==== SUPPLIED DATA ====

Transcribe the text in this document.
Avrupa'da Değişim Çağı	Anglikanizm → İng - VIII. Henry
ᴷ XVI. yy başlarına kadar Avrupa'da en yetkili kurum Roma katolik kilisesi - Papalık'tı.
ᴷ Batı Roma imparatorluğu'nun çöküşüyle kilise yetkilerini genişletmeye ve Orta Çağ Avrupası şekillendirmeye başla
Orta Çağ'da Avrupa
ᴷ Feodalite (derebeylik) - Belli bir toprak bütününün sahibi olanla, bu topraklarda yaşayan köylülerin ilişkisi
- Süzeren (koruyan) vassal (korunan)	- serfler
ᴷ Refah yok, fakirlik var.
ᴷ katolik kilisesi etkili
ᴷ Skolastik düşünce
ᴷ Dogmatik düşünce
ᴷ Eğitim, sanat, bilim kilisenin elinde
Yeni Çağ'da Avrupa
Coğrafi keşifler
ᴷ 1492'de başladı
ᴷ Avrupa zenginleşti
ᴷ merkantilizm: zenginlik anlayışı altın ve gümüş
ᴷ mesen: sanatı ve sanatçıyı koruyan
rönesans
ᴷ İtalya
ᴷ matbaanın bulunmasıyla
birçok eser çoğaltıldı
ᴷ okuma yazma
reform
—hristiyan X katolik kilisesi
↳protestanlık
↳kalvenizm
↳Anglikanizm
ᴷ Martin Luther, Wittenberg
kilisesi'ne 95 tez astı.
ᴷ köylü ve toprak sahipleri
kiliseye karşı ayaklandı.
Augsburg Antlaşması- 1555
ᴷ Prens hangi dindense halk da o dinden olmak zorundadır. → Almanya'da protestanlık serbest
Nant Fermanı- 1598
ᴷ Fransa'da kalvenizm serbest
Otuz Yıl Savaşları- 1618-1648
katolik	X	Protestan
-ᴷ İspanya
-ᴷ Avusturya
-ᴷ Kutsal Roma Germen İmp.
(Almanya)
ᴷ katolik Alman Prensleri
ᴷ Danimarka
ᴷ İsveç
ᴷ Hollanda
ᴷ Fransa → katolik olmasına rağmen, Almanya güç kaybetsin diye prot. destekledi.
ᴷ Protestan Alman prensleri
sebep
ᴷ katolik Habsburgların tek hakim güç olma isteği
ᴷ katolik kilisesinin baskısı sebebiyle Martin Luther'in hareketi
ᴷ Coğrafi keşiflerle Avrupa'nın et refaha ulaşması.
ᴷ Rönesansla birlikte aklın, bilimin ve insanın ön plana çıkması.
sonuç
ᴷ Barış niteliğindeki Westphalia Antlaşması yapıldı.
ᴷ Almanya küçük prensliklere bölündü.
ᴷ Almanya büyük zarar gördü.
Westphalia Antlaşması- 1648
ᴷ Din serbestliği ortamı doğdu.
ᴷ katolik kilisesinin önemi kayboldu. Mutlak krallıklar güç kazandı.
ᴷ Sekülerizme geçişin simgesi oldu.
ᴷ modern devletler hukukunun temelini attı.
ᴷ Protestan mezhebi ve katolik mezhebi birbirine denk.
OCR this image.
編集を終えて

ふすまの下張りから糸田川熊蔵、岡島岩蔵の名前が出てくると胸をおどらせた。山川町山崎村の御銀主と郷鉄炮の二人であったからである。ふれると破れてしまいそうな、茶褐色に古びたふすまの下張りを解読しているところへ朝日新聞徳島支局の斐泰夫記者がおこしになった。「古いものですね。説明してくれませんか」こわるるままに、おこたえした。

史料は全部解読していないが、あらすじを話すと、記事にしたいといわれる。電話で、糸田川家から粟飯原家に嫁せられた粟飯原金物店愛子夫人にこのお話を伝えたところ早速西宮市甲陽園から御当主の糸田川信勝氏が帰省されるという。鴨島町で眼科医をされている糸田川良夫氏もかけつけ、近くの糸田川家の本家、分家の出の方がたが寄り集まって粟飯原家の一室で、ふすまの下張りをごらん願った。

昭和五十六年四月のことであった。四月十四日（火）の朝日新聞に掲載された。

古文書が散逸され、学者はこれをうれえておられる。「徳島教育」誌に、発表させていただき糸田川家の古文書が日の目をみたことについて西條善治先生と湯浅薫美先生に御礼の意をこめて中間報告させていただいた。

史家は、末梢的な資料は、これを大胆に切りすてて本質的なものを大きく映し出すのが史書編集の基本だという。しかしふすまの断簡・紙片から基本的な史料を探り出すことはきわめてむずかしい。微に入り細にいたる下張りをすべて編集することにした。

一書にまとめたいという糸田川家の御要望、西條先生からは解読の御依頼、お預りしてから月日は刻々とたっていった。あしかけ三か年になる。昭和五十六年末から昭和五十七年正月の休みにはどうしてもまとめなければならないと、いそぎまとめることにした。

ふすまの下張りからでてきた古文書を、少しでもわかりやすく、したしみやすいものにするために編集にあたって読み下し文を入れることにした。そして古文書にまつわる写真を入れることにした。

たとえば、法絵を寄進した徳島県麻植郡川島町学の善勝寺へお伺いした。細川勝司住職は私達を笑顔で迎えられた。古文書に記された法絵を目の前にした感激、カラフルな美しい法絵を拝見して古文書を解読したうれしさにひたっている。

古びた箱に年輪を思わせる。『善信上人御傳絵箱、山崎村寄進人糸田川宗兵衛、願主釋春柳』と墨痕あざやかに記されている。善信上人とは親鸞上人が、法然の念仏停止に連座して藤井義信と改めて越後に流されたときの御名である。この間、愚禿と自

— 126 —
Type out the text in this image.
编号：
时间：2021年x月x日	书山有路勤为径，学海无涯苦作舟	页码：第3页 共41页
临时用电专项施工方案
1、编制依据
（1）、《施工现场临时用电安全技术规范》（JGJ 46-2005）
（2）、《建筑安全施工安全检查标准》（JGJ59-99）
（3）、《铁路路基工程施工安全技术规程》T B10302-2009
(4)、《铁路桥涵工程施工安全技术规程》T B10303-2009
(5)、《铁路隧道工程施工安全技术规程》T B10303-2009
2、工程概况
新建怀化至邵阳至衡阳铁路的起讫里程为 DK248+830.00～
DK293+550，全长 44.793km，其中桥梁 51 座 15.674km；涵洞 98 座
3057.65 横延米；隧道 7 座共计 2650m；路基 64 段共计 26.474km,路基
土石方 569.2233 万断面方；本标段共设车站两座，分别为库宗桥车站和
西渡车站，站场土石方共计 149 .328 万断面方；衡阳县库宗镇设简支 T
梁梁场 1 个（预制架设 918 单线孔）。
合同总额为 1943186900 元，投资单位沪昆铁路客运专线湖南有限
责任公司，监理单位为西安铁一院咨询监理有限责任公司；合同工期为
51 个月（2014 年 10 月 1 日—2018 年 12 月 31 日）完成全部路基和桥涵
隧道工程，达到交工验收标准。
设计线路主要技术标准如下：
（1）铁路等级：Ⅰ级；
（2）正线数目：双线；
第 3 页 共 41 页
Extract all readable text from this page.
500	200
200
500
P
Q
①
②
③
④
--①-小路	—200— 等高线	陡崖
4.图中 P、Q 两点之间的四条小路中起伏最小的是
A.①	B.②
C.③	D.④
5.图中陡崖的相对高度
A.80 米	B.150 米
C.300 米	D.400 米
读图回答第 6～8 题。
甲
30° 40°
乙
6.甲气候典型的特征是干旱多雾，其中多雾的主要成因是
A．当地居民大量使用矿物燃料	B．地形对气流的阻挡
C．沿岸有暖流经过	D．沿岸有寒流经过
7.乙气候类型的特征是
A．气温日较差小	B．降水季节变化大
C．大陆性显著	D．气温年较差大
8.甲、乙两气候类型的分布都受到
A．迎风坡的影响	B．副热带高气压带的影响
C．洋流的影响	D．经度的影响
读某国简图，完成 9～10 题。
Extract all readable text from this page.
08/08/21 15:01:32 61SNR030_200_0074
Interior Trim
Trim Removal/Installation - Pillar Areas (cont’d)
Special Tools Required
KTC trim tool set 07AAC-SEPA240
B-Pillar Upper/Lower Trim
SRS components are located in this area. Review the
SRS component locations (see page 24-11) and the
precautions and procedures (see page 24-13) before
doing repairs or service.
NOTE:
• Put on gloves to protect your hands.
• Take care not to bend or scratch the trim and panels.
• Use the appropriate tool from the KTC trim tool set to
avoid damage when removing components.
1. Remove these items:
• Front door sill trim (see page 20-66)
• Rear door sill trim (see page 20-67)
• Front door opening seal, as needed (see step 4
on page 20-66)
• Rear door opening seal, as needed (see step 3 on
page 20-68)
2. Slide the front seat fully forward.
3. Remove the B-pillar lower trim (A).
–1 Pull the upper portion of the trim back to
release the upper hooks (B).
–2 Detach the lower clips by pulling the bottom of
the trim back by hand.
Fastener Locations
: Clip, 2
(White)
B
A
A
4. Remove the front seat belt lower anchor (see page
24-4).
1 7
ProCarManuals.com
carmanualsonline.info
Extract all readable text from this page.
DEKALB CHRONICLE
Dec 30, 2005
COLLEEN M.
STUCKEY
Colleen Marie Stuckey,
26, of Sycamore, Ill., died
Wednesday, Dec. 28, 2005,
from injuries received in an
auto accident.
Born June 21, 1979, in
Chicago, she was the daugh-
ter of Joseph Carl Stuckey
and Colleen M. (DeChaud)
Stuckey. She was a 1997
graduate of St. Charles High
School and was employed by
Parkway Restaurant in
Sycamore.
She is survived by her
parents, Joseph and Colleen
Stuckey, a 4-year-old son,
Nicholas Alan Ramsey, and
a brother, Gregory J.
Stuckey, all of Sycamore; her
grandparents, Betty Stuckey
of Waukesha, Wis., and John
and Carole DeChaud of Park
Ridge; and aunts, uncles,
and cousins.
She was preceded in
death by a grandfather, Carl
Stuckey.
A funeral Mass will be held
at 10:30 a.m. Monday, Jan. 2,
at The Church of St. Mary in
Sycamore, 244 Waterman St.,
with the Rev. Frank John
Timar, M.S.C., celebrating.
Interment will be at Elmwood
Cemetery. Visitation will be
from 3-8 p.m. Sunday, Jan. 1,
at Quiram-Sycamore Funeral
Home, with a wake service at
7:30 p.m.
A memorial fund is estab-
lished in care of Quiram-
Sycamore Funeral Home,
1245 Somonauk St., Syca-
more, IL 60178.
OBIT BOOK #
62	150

====

Show each line of the data that contains the string "Almanya".

**OUTPUT OF THE EXERCISE:**
ᴷ Prens hangi dindense halk da o dinden olmak zorundadır. → Almanya'da protestanlık serbest
(Almanya)
ᴷ Fransa → katolik olmasına rağmen, Almanya güç kaybetsin diye prot. destekledi.
ᴷ Almanya küçük prensliklere bölündü.
ᴷ Almanya büyük zarar gördü.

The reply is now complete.